◆ **Provided information**:
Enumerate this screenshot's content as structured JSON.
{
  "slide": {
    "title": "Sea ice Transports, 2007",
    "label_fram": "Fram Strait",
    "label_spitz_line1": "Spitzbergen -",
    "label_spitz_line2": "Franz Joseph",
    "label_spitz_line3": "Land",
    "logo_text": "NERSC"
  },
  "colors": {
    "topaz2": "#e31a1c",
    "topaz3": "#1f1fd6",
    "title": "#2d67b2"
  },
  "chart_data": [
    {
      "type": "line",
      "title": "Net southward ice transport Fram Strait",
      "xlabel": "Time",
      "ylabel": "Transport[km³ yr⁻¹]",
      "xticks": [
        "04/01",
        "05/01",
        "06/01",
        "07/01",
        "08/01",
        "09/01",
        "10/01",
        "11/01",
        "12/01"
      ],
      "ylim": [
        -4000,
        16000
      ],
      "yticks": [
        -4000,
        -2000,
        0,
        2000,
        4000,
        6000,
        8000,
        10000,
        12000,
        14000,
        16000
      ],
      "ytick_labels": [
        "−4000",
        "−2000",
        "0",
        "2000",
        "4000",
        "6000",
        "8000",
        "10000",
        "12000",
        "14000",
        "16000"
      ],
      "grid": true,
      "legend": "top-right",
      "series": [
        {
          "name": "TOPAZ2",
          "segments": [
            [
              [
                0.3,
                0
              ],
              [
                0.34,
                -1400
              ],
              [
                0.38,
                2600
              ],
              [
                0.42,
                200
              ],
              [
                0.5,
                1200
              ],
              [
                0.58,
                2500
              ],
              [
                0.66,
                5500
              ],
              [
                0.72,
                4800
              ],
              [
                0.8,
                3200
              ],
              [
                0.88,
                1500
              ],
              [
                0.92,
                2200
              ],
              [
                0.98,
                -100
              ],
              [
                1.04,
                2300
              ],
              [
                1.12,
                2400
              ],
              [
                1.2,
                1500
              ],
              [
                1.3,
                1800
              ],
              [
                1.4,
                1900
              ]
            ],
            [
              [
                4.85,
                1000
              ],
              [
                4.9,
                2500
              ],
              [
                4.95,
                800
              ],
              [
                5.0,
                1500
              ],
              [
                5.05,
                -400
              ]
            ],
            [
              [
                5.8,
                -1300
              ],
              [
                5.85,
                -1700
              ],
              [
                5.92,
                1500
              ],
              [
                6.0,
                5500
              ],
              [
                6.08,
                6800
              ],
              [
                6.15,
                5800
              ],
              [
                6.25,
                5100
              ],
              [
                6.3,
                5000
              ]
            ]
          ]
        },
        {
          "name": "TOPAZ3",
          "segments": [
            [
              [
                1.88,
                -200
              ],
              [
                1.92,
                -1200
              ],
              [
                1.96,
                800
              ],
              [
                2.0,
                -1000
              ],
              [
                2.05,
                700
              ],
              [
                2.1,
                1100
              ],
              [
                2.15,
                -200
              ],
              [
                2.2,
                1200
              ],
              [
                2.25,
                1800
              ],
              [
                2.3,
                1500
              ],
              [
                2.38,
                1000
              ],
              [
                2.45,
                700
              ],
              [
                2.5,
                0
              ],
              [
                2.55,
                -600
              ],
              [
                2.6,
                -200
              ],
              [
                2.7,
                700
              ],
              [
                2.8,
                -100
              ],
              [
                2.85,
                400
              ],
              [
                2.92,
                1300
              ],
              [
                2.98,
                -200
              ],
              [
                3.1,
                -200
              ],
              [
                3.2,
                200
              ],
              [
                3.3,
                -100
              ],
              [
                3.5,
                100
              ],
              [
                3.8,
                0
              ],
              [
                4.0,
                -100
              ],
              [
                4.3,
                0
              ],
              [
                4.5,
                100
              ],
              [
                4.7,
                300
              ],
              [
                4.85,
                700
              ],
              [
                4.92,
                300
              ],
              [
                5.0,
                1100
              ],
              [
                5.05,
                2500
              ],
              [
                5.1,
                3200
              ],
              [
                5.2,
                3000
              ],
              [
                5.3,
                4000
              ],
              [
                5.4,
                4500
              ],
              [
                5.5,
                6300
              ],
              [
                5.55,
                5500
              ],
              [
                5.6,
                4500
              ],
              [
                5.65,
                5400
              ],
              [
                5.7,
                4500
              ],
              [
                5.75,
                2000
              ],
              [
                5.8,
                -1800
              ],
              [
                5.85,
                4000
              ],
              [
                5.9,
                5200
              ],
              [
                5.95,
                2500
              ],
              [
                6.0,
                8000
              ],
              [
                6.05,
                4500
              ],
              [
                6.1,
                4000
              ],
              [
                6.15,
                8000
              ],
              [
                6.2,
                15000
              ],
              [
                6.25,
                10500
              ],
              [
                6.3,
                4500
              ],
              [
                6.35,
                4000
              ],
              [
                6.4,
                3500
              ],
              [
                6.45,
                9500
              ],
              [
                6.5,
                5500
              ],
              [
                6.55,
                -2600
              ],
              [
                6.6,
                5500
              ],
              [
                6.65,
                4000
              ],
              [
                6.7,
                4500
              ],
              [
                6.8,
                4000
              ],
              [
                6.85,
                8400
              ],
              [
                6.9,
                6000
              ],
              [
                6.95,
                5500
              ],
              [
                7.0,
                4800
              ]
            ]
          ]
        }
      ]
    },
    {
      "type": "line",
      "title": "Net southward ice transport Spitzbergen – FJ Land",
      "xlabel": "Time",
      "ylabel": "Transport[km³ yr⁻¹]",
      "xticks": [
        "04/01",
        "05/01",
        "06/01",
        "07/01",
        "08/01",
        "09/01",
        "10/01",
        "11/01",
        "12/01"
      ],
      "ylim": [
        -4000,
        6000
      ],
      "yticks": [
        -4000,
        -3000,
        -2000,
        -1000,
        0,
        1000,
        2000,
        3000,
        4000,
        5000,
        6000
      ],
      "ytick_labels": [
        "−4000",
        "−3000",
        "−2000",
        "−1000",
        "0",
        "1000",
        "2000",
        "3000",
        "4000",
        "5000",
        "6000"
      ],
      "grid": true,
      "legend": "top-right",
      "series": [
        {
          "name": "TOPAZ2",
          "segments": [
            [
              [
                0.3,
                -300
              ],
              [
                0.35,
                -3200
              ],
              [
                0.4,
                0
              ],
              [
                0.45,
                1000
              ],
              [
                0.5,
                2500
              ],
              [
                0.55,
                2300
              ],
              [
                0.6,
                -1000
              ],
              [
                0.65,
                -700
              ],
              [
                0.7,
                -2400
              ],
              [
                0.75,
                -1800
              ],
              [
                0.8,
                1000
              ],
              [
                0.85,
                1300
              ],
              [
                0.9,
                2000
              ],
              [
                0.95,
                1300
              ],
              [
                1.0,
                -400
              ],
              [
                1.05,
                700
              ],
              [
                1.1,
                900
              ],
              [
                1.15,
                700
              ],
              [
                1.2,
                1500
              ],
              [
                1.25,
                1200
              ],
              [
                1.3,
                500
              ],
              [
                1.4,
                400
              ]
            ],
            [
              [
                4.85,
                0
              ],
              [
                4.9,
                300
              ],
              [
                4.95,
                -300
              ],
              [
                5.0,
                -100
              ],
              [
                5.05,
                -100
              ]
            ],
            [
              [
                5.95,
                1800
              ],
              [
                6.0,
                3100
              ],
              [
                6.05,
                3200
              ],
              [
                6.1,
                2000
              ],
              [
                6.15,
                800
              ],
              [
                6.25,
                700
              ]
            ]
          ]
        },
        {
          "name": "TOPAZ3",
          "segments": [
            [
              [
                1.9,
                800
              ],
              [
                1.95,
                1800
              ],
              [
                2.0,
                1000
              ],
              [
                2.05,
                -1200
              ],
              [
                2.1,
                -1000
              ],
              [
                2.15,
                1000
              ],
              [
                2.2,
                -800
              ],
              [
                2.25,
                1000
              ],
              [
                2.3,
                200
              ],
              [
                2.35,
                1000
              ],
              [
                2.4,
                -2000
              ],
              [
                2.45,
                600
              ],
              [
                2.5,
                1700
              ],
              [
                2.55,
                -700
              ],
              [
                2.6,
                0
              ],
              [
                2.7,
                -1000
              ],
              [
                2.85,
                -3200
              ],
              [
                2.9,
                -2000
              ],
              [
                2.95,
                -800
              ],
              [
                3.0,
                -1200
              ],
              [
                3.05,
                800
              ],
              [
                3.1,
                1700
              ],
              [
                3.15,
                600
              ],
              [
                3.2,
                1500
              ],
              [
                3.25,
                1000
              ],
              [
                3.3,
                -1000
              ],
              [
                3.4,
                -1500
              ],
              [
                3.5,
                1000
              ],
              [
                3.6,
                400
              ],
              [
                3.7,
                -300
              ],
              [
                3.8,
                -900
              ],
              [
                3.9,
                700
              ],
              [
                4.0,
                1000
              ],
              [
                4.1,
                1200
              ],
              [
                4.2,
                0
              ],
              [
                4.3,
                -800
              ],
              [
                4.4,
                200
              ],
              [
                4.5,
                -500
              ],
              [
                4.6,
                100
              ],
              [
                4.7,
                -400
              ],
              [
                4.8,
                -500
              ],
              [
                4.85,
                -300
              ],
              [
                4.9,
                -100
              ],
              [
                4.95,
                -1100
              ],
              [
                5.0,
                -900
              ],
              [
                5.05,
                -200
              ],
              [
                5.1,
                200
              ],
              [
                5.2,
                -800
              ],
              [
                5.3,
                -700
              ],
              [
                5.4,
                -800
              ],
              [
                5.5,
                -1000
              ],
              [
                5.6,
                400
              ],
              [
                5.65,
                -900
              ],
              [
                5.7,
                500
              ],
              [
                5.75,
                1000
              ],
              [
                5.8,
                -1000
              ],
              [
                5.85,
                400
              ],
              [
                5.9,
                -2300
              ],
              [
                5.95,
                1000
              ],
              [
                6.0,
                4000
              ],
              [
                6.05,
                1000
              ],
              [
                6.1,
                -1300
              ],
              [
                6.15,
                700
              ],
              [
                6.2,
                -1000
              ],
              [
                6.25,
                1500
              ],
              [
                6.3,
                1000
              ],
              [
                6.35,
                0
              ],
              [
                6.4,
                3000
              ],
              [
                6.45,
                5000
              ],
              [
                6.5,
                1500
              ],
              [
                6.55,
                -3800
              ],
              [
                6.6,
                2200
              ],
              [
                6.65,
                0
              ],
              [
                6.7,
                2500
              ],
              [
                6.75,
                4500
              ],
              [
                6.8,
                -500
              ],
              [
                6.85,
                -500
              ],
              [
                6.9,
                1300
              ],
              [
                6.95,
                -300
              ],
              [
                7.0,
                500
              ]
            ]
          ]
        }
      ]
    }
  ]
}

◆ **Brief**: Read the entries and select each line where the word "Strait" is found.

◆ **Finished task**:
    "label_fram": "Fram Strait",
      "title": "Net southward ice transport Fram Strait",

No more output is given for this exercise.